## Begin
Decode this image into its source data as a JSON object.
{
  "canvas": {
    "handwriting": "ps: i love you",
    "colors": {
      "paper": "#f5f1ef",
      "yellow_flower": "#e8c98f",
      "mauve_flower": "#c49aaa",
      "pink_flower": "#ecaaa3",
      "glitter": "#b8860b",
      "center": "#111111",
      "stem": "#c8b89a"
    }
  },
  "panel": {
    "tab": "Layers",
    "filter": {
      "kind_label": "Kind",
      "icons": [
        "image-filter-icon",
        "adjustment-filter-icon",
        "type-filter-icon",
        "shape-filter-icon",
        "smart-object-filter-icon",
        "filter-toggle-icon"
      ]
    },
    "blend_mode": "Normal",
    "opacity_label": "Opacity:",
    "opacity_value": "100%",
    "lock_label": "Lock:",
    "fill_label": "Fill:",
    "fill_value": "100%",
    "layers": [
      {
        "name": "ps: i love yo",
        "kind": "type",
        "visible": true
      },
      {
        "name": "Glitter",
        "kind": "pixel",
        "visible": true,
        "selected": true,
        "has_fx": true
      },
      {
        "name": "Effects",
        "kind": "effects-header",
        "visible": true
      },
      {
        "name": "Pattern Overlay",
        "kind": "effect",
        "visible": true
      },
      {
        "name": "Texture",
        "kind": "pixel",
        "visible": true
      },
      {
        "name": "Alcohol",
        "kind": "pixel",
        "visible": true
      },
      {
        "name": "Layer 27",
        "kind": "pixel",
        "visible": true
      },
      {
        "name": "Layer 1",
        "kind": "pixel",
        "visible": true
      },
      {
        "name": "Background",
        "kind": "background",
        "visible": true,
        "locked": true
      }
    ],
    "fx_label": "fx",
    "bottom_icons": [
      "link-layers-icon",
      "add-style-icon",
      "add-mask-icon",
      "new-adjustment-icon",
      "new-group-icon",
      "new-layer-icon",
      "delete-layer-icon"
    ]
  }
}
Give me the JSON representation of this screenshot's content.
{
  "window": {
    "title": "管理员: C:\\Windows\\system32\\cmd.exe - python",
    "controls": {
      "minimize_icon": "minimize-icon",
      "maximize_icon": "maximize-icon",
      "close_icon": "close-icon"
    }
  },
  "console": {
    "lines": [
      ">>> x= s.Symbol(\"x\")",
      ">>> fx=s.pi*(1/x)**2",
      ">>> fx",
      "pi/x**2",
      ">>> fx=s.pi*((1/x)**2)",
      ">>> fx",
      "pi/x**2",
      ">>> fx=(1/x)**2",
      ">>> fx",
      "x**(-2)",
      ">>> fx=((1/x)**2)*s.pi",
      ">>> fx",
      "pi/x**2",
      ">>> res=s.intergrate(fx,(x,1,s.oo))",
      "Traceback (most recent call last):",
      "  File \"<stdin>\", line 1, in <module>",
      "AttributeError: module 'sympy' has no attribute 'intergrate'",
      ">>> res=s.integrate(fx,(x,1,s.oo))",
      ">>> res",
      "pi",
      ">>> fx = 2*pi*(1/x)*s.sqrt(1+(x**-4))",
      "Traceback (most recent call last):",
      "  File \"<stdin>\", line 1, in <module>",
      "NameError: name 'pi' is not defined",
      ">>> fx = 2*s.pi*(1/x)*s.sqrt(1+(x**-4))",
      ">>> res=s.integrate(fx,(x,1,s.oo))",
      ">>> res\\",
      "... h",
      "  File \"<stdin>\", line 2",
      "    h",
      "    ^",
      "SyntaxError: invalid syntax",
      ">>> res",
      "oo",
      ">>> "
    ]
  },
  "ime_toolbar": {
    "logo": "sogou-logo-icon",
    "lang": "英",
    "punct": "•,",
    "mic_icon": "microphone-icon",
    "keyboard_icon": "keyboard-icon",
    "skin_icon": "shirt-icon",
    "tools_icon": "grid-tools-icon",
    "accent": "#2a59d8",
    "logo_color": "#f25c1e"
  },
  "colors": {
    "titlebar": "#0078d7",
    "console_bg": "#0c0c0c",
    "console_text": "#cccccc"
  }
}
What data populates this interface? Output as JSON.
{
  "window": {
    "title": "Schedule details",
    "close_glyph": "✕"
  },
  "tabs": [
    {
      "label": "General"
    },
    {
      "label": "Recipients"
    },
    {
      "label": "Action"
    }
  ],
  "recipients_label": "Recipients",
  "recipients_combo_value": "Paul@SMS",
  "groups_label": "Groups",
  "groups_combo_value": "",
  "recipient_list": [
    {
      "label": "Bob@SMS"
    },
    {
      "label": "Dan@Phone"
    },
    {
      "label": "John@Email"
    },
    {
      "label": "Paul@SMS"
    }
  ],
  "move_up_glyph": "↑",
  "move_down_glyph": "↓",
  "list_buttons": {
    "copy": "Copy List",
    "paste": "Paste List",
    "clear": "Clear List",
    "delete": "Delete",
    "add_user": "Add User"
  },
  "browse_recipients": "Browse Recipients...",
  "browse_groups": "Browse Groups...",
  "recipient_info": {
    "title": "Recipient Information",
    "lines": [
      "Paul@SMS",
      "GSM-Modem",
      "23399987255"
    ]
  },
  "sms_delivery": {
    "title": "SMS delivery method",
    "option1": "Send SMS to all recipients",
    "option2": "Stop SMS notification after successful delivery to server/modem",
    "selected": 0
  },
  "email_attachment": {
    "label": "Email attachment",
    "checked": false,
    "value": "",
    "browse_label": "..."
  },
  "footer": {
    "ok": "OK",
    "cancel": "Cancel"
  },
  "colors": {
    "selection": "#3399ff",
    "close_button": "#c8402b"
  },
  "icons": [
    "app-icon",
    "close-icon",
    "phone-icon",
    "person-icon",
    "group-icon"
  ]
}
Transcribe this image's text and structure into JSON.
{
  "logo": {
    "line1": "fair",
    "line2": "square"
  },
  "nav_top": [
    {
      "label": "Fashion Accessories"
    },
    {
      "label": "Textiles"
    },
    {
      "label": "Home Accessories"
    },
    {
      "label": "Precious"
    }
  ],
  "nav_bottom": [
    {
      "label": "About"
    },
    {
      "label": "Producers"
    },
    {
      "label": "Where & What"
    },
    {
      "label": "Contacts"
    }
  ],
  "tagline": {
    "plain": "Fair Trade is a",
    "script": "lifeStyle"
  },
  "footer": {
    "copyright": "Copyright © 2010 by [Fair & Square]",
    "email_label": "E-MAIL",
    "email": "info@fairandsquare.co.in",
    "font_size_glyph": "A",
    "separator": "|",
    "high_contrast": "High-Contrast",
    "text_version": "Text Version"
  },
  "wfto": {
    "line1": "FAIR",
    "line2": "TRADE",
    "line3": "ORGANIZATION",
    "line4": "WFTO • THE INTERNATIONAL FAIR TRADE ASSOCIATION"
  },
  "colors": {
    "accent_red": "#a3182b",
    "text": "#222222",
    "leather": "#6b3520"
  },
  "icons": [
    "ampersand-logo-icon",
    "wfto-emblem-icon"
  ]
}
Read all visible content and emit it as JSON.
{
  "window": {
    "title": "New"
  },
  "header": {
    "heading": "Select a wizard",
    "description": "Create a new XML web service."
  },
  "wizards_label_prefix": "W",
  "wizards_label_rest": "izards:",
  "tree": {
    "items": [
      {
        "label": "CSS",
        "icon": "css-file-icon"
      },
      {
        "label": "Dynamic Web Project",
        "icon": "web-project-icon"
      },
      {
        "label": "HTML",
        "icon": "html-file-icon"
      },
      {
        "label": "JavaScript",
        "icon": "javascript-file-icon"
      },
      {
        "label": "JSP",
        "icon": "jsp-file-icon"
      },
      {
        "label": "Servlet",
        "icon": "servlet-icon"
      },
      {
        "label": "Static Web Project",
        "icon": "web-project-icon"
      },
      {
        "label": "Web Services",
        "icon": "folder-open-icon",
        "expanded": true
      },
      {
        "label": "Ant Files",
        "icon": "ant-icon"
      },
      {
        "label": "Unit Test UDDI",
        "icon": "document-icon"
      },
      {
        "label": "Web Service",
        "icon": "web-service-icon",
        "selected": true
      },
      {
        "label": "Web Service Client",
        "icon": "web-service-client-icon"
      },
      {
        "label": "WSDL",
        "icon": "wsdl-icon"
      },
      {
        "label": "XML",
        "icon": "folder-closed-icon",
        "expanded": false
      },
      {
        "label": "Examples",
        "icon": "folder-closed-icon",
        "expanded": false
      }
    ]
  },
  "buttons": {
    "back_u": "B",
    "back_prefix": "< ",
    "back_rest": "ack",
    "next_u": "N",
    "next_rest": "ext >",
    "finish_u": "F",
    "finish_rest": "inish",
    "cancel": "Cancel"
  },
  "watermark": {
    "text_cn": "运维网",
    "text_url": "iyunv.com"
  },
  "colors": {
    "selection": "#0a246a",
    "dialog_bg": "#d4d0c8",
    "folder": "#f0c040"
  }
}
## End
Task instructions ->
Pull out every line of the records above that contains the word "filter".

Answer for the task ->
    "filter": {
        "image-filter-icon",
        "adjustment-filter-icon",
        "type-filter-icon",
        "shape-filter-icon",
        "smart-object-filter-icon",
        "filter-toggle-icon"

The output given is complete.